Task brief: From the entries below, copy every line holding the word "that".

• • •

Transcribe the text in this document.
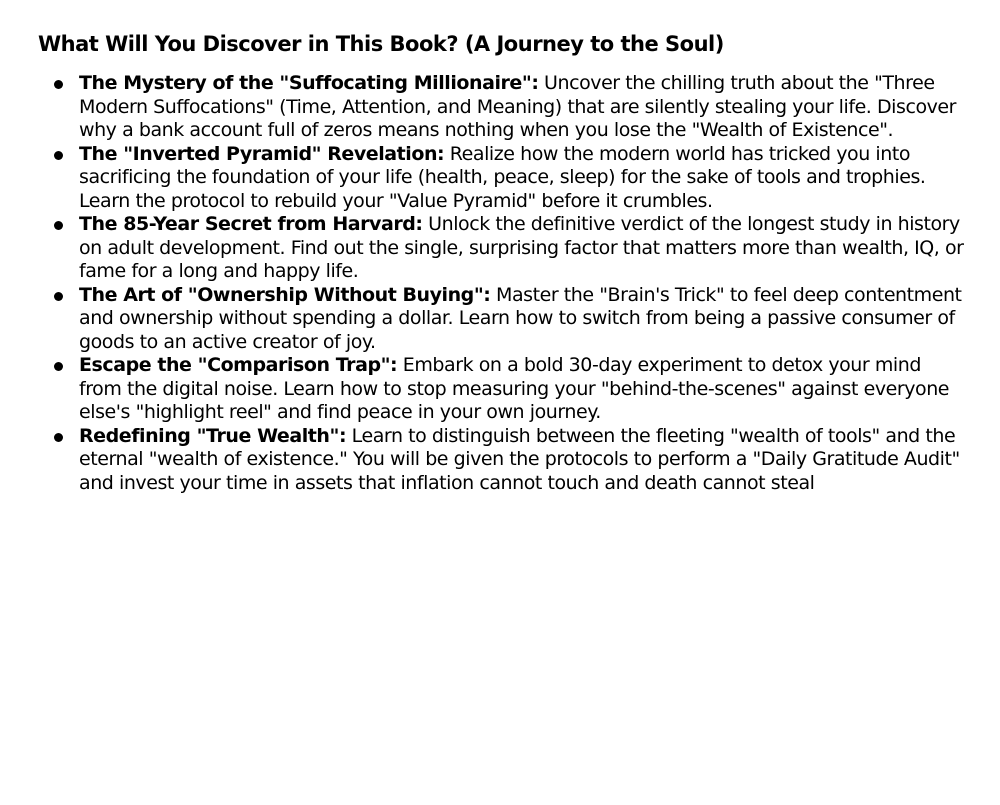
What Will You Discover in This Book? (A Journey to the Soul)
The Mystery of the "Suffocating Millionaire": Uncover the chilling truth about the "Three Modern Suffocations" (Time, Attention, and Meaning) that are silently stealing your life. Discover why a bank account full of zeros means nothing when you lose the "Wealth of Existence".
The "Inverted Pyramid" Revelation: Realize how the modern world has tricked you into sacrificing the foundation of your life (health, peace, sleep) for the sake of tools and trophies. Learn the protocol to rebuild your "Value Pyramid" before it crumbles.
The 85-Year Secret from Harvard: Unlock the definitive verdict of the longest study in history on adult development. Find out the single, surprising factor that matters more than wealth, IQ, or fame for a long and happy life.
The Art of "Ownership Without Buying": Master the "Brain's Trick" to feel deep contentment and ownership without spending a dollar. Learn how to switch from being a passive consumer of goods to an active creator of joy.
Escape the "Comparison Trap": Embark on a bold 30-day experiment to detox your mind from the digital noise. Learn how to stop measuring your "behind-the-scenes" against everyone else's "highlight reel" and find peace in your own journey.
Redefining "True Wealth": Learn to distinguish between the fleeting "wealth of tools" and the eternal "wealth of existence." You will be given the protocols to perform a "Daily Gratitude Audit" and invest your time in assets that inflation cannot touch and death cannot steal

• • •

Response below:
The Mystery of the "Suffocating Millionaire": Uncover the chilling truth about the "Three Modern Suffocations" (Time, Attention, and Meaning) that are silently stealing your life. Discover why a bank account full of zeros means nothing when you lose the "Wealth of Existence".
The 85-Year Secret from Harvard: Unlock the definitive verdict of the longest study in history on adult development. Find out the single, surprising factor that matters more than wealth, IQ, or fame for a long and happy life.
Redefining "True Wealth": Learn to distinguish between the fleeting "wealth of tools" and the eternal "wealth of existence." You will be given the protocols to perform a "Daily Gratitude Audit" and invest your time in assets that inflation cannot touch and death cannot steal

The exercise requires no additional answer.